#### [Work request]
Can you reproduce the forum thread about texting a partner while out with friends below, word for word and in full?

#### [Document extract]
..........
SickAndTiredAgain · 02/10/2021 06:39

I wouldn’t expect to hear from someone I didn’t live with while they were out with friends.
If DH or I are out, we update if there’s a change in when we’re expected home, but other than that we don’t really text while we’re out.

Henrysmycat · 02/10/2021 06:44

Get a grip, girl. It’s suffocating. Unless, his life is in danger and needs to touch base there’s no need.
And as “the friend”, there is nothing more annoying that seeing friends that text their SO constantly. If you miss the boy/girlfriend so much go back to them, don’t waste my friendship.
If my DH messages me when he’s out, usually a pic of him and his friends, I ignore it. It’s my time too.

MissMarpleRocks · 02/10/2021 06:44

No I’d think it controlling & unhealthy.

Even when we go away with friends we don’t usually check in except to say have arrived at destination.

I’d hate to be out with someone permanently on their phone, it’d make me question their relationships tbh.

onelittlefrog · 02/10/2021 06:46

I think it's pretty rude to be out with friends and on your mobile messaging other people. Can't stand it when people are glued to their phones and so I try to be present in the moment for other people too.

I'd only message my partner if there was something to say e.g. that I'll be home late, or I might send a photo.

I think it's pretty needy to think your partner is shit for not messaging you multiple times during a night out. Do you have trust issues?

LadyMacbethWasMisunderstood · 02/10/2021 06:48

No. Absolutely not. A message to say “on way home now I’d love a cup of tea waiting”. That’s it. It’s rude to the people you are with. And must feel suffocating within a relationship. It’s really not necessary to be constantly in contact with your partner. I hope you can work this through.

saraclara · 02/10/2021 06:50

there is nothing more annoying that seeing friends that text their SO constantly. If you miss the boy/girlfriend so much go back to them, don’t waste my friendship

That. And if a partner expected me to be messaging or calling them when I'm out with friends for the evening, I'd find it suffocating and the relationship wouldn't last long.
..........
#### [Provided records]
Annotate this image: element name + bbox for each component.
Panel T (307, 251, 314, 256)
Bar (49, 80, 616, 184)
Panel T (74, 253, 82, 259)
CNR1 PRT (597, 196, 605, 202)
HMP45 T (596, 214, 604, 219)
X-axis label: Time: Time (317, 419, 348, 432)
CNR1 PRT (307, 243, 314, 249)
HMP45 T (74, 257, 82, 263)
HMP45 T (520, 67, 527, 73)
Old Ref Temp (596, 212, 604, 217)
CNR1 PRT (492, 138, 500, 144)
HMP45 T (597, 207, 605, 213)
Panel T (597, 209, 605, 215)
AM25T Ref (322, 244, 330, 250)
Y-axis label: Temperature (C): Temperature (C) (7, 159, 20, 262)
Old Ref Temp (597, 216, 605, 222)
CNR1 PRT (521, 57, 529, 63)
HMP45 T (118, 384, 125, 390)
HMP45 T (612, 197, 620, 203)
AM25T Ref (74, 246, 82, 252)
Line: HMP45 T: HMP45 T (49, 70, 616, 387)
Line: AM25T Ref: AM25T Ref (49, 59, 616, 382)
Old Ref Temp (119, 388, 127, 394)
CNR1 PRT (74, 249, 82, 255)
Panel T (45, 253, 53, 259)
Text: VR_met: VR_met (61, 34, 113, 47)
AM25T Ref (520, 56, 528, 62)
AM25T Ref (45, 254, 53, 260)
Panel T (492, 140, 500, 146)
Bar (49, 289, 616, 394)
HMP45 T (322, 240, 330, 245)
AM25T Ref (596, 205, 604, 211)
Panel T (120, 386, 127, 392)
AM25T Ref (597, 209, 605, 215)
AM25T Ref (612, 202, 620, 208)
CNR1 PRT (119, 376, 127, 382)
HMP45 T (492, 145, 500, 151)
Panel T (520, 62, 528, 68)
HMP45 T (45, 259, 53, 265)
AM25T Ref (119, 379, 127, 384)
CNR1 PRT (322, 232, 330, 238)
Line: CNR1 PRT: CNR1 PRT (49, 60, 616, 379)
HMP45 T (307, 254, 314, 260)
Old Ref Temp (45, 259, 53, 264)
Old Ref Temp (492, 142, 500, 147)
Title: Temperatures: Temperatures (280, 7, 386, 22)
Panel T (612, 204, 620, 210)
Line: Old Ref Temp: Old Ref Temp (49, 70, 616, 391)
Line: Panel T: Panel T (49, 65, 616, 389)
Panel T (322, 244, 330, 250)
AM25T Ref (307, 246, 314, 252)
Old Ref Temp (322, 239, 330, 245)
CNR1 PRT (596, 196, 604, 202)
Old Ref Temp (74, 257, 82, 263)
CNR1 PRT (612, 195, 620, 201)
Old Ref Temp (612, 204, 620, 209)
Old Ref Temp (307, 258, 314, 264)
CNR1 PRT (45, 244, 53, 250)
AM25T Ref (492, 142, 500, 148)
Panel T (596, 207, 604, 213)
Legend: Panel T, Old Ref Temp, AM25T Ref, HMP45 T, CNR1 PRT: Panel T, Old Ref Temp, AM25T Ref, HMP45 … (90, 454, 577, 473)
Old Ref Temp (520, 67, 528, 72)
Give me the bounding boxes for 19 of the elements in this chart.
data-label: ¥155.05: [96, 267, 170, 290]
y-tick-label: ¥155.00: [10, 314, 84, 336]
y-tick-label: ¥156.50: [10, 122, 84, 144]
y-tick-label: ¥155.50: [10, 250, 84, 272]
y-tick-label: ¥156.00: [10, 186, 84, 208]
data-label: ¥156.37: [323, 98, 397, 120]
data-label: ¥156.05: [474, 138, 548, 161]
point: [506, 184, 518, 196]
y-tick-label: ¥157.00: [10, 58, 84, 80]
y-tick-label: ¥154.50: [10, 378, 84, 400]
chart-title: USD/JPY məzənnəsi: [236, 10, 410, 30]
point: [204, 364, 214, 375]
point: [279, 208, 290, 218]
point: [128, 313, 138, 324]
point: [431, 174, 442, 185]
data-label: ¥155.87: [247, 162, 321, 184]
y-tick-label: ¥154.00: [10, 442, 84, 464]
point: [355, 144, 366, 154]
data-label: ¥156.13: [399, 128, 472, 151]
..........
#### [Your response]
SickAndTiredAgain · 02/10/2021 06:39

I wouldn’t expect to hear from someone I didn’t live with while they were out with friends.
If DH or I are out, we update if there’s a change in when we’re expected home, but other than that we don’t really text while we’re out.

Henrysmycat · 02/10/2021 06:44

Get a grip, girl. It’s suffocating. Unless, his life is in danger and needs to touch base there’s no need.
And as “the friend”, there is nothing more annoying that seeing friends that text their SO constantly. If you miss the boy/girlfriend so much go back to them, don’t waste my friendship.
If my DH messages me when he’s out, usually a pic of him and his friends, I ignore it. It’s my time too.

MissMarpleRocks · 02/10/2021 06:44

No I’d think it controlling & unhealthy.

Even when we go away with friends we don’t usually check in except to say have arrived at destination.

I’d hate to be out with someone permanently on their phone, it’d make me question their relationships tbh.

onelittlefrog · 02/10/2021 06:46

I think it's pretty rude to be out with friends and on your mobile messaging other people. Can't stand it when people are glued to their phones and so I try to be present in the moment for other people too.

I'd only message my partner if there was something to say e.g. that I'll be home late, or I might send a photo.

I think it's pretty needy to think your partner is shit for not messaging you multiple times during a night out. Do you have trust issues?

LadyMacbethWasMisunderstood · 02/10/2021 06:48

No. Absolutely not. A message to say “on way home now I’d love a cup of tea waiting”. That’s it. It’s rude to the people you are with. And must feel suffocating within a relationship. It’s really not necessary to be constantly in contact with your partner. I hope you can work this through.

saraclara · 02/10/2021 06:50

there is nothing more annoying that seeing friends that text their SO constantly. If you miss the boy/girlfriend so much go back to them, don’t waste my friendship

That. And if a partner expected me to be messaging or calling them when I'm out with friends for the evening, I'd find it suffocating and the relationship wouldn't last long.